> Set problem
Which usernames appear as post authors in the headings of the forum thread? List each one once.

> Extract
Same info as last time for Time Cellist, but let me know if you need it again.


----------



## buzz (Jan 9, 2015)

meganjank said:


> I'd like to run Unheroes in the morning slot and Time Cellist in the afternoon.



Added!

That Unheroes pitch is fantastic! Will this roam beyond your table or anything?

I can grab the TC info from last time, no sweat.


----------



## meganjank (Jan 9, 2015)

It doesn't need to, but it can if we need to go somewhere else or if we're bothering people.  It's specifically designed to be played in public spaces without hassle.


----------



## Pbartender (Jan 9, 2015)

*Greetings, Citizens.*


[highlight]Time[/highlight]: morning (9:30 a.m.) slot
[highlight]Game system[/highlight]: Paranoia XP, Service Pack 1
[highlight]Event Title[/highlight]: [REDACTED: INSUFFICIENT SECURITY CLEARANCE]
[highlight]Description[/highlight]: Greetings, Citizens. [REDACTED: INSUFFICIENT SECURITY CLEARANCE] six volunteers will report to Assignment Center G4M35+ at 0900.  Qualified applicants will receive cake upon completion of assignment.  Thank you for your cooperation.
[highlight]An image[/highlight]: 

[highlight]Content Rating[/highlight]: Infrared
[highlight]Number of Players[/highlight]: 6
[highlight]Table Preference[/highlight]: None


----------



## buzz (Jan 9, 2015)

Pbartender said:


> Paranoia XP, Service Pack 1



Added!


----------



## buzz (Jan 9, 2015)

Nathan Paoletta has offered to run something in the afternoon. What could it be? NO ONE KNOWS!


----------



## Genevieve80 (Jan 12, 2015)

I can run something in the morning, but I'm not sure what yet. Maybe Monsterhearts?


----------



## buzz (Jan 12, 2015)

Genevieve80 said:


> I can run something in the morning, but I'm not sure what yet. Maybe Monsterhearts?




Cool! I've added you as a TBD in the morning.


----------



## Fairman Rogers (Jan 16, 2015)

As sad as I will be not to try out whatever Nathan is bringing, I will grab an afternoon slot for a Savage Worlds game. I will do the writeup in the next couple of days.


----------



## buzz (Jan 16, 2015)

Fairman Rogers said:


> As sad as I will be not to try out whatever Nathan is bringing, I will grab an afternoon slot for a Savage Worlds game. I will do the writeup in the next couple of days.




Added! Thanks, FR.


----------



## Reidzilla (Jan 18, 2015)

OK Buzz, here is my offering
_________________________________

Evening slot

Danger Patrol RPG Beta	

Danger Patrol is an action/adventure retro sci-fi game where the player's input directs the plot as much or more then the GM's. The idea is to create the episodes of a '50s-style TV show in the vein of the old Flash Gordon and Buck Rogers serials (with maybe a dash of the Venture Bros., Star Wars, and Indiana Jones).

> Supplied information
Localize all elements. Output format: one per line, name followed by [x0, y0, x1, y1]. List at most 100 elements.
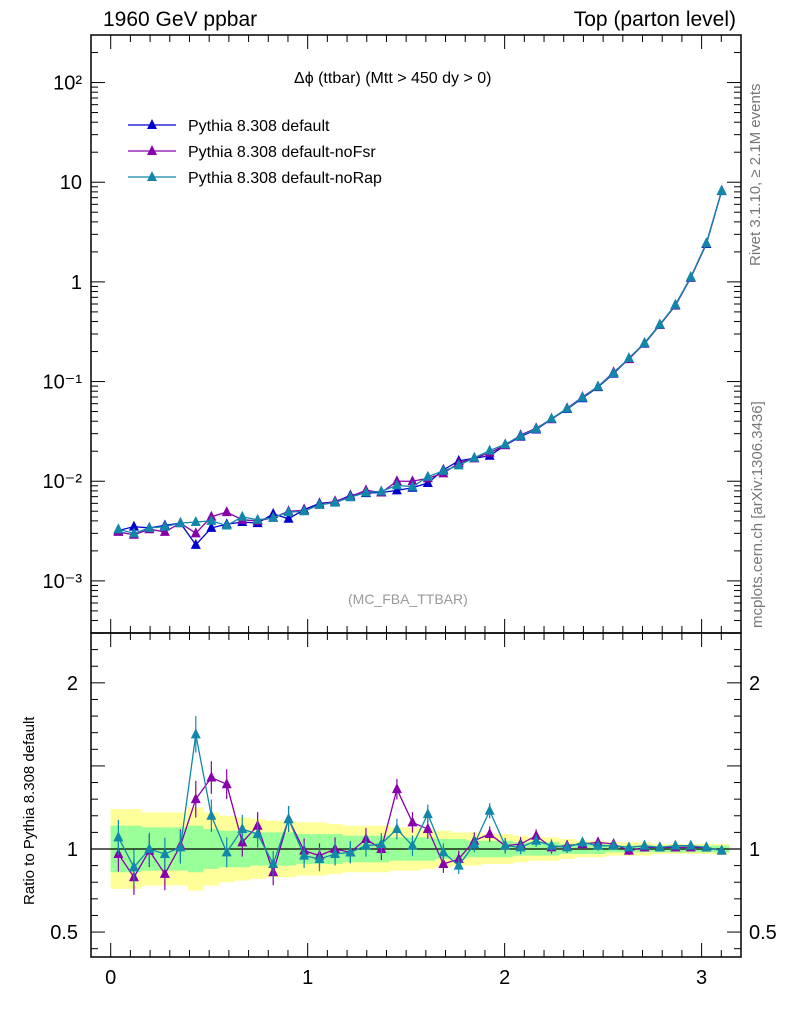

> The response
buzz, meganjank, Pbartender, Genevieve80, Fairman Rogers, Reidzilla